INSTRUCTION: Return all lines with the word "bhāsate" in them.

Data records:
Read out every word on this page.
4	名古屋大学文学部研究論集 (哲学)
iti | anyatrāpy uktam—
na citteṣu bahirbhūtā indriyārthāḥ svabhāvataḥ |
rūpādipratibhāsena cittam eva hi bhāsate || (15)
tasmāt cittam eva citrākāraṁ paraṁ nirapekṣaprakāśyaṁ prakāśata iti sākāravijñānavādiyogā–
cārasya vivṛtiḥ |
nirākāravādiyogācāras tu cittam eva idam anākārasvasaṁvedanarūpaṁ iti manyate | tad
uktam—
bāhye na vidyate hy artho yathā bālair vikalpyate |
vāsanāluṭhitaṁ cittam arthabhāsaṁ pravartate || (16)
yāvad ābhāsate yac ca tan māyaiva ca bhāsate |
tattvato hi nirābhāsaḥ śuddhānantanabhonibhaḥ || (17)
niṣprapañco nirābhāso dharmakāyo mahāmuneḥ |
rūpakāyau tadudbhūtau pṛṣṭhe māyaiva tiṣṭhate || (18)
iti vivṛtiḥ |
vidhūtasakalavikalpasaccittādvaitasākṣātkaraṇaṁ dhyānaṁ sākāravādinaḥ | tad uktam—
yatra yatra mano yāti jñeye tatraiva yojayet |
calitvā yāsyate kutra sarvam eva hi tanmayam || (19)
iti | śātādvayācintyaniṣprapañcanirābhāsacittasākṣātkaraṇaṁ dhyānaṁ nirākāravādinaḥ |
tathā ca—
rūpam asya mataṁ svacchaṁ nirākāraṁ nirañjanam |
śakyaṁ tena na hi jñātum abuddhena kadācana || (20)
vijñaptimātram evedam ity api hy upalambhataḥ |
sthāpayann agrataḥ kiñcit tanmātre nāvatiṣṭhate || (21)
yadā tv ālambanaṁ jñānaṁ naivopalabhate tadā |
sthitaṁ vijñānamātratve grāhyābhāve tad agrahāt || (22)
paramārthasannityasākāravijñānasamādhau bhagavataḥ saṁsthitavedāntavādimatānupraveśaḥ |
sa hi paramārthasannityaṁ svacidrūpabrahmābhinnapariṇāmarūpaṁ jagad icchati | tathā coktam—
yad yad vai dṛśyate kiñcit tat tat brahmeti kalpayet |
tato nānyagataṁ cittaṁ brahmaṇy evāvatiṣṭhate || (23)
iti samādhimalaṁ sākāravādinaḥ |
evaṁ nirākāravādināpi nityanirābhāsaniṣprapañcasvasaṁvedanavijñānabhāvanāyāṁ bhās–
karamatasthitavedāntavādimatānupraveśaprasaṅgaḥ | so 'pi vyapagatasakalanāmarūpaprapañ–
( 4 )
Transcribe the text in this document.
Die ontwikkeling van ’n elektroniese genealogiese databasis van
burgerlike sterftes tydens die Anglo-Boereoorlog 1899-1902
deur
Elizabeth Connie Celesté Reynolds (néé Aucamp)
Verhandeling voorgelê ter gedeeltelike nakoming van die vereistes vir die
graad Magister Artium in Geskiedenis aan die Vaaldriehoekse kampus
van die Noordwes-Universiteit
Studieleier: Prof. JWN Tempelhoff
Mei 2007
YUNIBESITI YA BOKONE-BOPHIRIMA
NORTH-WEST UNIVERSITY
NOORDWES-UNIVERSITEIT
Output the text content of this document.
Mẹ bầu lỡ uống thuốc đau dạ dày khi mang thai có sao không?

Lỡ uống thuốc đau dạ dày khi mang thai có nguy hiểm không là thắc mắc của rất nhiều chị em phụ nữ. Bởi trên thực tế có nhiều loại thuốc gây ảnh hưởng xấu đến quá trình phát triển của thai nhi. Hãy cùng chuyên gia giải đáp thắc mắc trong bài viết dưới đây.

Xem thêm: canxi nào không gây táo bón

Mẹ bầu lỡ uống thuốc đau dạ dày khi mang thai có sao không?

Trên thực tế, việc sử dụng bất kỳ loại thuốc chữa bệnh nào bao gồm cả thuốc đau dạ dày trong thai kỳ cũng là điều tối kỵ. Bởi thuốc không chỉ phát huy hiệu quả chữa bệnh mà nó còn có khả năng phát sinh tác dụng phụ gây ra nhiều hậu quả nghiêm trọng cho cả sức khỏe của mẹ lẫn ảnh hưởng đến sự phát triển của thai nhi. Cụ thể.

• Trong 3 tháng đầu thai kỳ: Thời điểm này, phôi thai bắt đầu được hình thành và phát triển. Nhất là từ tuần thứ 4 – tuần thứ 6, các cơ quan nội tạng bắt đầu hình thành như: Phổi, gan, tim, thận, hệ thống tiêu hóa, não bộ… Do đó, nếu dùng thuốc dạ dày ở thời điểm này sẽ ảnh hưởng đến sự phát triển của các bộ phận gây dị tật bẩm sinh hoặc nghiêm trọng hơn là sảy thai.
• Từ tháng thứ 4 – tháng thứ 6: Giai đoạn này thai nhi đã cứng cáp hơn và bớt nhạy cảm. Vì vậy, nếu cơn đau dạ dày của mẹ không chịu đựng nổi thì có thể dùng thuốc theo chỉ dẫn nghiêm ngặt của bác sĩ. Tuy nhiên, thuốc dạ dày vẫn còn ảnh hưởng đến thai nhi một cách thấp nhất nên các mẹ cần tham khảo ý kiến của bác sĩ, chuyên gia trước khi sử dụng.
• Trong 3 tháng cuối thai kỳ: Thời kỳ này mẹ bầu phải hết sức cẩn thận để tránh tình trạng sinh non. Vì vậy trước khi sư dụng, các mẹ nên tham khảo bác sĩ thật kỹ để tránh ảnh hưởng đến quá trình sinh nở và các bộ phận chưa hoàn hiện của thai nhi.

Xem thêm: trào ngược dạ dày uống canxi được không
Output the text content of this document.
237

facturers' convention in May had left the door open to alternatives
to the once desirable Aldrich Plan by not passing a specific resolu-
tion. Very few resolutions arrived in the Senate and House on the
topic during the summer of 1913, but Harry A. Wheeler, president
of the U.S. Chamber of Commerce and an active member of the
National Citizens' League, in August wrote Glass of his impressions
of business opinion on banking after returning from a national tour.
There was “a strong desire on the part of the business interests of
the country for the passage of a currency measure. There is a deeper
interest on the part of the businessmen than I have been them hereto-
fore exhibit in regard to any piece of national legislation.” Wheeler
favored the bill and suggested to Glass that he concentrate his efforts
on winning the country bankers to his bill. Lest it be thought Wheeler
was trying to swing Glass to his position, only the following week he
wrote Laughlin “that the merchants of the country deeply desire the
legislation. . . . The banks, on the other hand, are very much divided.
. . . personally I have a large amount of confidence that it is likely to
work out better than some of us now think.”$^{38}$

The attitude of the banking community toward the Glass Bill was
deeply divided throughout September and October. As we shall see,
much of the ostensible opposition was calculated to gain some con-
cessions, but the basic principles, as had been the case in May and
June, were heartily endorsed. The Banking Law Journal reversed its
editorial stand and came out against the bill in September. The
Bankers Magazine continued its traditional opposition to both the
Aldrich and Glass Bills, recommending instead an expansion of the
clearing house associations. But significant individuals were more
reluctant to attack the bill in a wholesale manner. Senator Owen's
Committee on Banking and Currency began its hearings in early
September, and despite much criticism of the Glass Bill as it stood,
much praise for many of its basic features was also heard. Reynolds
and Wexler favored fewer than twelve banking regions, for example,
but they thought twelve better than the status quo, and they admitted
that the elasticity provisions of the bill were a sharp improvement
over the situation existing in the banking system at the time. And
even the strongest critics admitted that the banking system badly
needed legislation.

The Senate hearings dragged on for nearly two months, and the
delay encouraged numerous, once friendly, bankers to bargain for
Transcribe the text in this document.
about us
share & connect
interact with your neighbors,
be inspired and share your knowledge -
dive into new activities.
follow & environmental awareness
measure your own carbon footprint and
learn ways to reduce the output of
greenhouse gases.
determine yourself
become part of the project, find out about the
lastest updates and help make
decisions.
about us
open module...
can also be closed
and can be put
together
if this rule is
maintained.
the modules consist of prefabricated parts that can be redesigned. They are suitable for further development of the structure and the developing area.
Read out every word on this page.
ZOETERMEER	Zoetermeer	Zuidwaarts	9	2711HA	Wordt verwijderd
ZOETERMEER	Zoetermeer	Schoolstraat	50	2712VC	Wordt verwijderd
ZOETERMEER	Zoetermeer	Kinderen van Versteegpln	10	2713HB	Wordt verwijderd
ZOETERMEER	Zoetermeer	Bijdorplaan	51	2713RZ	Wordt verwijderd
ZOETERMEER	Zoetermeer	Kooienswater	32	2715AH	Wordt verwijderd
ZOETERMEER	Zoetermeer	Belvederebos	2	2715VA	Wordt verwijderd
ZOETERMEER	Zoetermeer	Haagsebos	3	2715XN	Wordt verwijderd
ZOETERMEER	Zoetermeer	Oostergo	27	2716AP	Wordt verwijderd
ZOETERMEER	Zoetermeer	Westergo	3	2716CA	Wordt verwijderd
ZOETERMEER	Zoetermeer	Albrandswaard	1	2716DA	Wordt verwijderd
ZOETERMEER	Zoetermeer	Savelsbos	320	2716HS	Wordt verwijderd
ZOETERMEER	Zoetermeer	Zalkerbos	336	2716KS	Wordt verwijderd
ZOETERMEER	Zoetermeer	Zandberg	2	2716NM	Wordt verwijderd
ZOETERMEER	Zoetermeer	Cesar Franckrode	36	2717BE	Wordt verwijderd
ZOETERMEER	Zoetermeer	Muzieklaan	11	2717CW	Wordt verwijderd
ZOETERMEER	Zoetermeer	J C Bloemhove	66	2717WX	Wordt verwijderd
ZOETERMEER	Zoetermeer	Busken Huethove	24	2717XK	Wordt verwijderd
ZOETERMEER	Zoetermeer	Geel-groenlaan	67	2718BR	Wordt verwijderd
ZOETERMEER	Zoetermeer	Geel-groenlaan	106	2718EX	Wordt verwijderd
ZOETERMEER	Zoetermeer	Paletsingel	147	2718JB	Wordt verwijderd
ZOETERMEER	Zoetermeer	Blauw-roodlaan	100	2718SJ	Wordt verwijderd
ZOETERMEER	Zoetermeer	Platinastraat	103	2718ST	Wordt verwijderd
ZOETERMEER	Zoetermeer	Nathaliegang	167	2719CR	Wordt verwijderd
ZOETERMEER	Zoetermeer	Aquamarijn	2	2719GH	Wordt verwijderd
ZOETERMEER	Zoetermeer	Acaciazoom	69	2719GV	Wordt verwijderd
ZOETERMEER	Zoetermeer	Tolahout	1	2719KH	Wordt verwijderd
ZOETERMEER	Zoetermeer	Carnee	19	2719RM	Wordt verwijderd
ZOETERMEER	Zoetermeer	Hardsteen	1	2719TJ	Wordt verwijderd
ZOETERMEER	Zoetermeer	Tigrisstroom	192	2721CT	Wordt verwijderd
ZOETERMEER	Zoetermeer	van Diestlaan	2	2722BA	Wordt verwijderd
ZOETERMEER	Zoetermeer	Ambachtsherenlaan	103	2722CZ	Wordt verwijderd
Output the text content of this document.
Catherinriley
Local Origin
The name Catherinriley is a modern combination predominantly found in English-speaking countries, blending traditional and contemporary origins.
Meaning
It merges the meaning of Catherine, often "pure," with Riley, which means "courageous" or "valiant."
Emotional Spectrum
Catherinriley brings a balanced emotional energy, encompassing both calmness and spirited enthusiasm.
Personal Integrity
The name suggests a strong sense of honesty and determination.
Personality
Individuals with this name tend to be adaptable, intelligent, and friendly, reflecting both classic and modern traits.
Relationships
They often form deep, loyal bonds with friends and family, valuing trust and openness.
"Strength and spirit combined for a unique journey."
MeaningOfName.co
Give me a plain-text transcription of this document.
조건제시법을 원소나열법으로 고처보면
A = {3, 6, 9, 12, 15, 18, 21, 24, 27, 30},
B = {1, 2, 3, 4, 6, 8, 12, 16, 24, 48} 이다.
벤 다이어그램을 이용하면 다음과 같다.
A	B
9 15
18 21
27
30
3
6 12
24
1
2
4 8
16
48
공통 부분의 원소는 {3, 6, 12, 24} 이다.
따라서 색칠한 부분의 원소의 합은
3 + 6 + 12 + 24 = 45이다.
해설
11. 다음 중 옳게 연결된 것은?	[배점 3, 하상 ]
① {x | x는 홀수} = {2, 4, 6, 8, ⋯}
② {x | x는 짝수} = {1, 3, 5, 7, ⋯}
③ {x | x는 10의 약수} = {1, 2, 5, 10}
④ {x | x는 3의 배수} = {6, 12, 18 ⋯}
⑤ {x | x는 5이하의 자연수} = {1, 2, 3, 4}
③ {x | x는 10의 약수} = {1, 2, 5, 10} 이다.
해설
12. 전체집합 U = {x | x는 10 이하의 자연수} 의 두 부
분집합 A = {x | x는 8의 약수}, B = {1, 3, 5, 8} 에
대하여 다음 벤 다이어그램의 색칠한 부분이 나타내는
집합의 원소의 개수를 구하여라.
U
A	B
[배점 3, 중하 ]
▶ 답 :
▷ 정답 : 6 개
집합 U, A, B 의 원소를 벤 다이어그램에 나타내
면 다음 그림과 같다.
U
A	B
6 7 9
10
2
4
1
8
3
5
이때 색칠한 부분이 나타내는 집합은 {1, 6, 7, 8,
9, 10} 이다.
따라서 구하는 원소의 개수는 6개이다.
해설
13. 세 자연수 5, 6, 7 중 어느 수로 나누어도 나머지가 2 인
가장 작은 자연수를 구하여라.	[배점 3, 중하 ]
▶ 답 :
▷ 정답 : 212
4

FINAL RESULT:
rūpādipratibhāsena cittam eva hi bhāsate || (15)
yāvad ābhāsate yac ca tan māyaiva ca bhāsate |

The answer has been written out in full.